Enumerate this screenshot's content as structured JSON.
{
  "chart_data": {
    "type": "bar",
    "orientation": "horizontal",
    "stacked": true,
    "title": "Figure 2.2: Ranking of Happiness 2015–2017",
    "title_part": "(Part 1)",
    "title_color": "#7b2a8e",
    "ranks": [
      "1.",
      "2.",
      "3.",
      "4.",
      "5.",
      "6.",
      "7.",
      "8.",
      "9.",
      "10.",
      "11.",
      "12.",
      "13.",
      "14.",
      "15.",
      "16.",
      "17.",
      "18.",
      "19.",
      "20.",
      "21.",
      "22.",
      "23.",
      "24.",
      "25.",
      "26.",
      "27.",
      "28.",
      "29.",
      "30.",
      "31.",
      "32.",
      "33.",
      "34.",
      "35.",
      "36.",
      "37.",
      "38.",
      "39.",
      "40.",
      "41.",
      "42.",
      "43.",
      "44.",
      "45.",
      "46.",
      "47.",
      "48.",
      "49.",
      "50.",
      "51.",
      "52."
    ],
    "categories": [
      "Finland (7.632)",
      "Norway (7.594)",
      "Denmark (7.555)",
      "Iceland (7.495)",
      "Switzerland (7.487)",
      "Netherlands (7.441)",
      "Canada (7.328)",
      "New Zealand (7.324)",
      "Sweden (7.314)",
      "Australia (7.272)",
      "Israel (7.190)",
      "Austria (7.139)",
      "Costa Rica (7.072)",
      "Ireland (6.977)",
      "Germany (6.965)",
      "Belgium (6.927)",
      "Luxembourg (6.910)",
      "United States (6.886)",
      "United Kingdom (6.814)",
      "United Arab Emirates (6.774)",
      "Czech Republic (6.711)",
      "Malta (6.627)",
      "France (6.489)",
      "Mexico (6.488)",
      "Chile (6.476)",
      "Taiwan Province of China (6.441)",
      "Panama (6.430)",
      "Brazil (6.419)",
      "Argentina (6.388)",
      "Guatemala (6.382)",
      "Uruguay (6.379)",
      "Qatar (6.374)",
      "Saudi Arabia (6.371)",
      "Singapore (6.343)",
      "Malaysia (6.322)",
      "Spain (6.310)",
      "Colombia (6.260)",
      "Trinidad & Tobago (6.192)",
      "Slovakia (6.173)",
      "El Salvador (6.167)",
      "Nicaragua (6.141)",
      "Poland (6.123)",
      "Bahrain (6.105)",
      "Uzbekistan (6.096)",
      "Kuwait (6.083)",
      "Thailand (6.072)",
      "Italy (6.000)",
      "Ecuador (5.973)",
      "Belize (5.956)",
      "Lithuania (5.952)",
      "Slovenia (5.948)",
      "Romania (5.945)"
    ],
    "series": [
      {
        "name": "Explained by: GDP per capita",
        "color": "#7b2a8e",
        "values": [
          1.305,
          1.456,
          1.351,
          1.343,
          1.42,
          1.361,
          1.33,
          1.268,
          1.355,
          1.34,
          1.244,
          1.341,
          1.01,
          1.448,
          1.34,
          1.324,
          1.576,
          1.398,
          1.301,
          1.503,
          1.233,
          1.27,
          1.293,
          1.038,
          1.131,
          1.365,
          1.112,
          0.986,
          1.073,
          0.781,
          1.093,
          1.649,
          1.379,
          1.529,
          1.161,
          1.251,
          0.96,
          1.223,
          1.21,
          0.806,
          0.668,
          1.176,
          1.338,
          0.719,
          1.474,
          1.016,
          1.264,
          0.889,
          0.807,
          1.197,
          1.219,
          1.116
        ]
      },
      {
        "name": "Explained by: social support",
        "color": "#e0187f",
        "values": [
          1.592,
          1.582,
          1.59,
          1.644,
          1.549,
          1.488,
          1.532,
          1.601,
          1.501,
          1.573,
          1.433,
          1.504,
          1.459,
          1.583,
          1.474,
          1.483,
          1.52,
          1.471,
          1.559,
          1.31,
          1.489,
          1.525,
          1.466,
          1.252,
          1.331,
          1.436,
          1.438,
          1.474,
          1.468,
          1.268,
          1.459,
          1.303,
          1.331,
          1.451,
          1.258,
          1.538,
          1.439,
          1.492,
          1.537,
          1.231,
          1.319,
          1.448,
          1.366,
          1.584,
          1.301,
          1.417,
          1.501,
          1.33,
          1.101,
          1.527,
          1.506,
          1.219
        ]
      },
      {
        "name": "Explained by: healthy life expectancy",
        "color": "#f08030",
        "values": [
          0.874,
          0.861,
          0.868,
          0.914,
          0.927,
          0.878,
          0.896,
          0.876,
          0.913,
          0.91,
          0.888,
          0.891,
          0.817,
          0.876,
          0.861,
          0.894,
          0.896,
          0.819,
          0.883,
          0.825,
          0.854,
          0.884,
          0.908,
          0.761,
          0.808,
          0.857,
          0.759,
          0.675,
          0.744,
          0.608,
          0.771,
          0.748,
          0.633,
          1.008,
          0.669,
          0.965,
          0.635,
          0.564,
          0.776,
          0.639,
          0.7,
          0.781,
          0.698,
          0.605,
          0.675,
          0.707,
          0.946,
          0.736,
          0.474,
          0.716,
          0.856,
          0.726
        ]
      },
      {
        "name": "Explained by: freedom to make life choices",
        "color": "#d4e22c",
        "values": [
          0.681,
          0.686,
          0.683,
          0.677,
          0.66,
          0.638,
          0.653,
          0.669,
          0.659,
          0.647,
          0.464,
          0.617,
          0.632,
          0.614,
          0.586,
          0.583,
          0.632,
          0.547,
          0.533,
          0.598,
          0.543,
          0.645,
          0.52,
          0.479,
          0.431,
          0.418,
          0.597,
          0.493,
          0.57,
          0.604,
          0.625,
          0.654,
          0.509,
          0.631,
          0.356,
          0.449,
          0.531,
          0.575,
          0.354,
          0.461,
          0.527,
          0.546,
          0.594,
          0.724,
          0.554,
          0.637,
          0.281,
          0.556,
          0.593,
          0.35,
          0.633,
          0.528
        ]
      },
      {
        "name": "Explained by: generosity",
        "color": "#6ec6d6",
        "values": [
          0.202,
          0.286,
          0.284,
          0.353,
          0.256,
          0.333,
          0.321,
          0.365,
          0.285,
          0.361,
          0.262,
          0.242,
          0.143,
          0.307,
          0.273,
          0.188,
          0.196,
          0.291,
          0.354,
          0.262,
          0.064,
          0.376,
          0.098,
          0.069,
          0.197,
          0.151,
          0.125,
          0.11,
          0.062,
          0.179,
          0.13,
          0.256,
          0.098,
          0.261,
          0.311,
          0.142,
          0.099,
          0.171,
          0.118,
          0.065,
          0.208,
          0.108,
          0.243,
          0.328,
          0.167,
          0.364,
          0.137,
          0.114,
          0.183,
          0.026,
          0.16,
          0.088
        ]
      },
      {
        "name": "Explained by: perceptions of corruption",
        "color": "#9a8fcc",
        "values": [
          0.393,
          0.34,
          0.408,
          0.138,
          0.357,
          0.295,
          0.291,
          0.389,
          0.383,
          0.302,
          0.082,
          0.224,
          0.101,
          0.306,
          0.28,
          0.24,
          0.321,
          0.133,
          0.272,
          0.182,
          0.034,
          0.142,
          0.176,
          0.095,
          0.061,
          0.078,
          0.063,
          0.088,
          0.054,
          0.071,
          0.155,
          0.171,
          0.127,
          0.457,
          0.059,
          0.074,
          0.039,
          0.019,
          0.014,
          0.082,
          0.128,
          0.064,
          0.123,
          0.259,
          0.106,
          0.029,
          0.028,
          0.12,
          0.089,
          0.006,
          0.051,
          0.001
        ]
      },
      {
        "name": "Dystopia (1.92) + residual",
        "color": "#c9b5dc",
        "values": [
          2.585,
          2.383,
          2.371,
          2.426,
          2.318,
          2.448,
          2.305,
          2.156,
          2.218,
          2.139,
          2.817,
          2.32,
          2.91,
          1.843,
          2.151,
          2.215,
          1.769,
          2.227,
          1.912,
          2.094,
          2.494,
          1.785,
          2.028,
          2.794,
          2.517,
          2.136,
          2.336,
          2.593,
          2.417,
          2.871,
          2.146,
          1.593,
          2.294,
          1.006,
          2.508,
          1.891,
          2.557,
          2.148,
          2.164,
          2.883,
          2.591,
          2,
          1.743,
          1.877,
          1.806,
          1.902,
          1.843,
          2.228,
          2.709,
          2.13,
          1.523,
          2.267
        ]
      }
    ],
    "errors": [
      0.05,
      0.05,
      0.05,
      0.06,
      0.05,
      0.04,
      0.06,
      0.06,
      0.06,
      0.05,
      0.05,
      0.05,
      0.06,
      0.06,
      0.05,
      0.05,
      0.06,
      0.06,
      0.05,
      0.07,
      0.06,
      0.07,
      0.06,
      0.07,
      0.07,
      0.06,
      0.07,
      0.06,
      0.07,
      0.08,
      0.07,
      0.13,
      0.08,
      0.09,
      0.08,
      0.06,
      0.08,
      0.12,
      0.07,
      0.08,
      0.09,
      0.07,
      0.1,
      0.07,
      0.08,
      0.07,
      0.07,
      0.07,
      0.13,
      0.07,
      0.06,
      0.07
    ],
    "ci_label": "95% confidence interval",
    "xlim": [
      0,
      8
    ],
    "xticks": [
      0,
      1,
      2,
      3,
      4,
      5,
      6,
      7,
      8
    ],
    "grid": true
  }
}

Set exercise: Look through the listing above. Pick out each line with "United" and copy it.

Result of the task:
      "United States (6.886)",
      "United Kingdom (6.814)",
      "United Arab Emirates (6.774)",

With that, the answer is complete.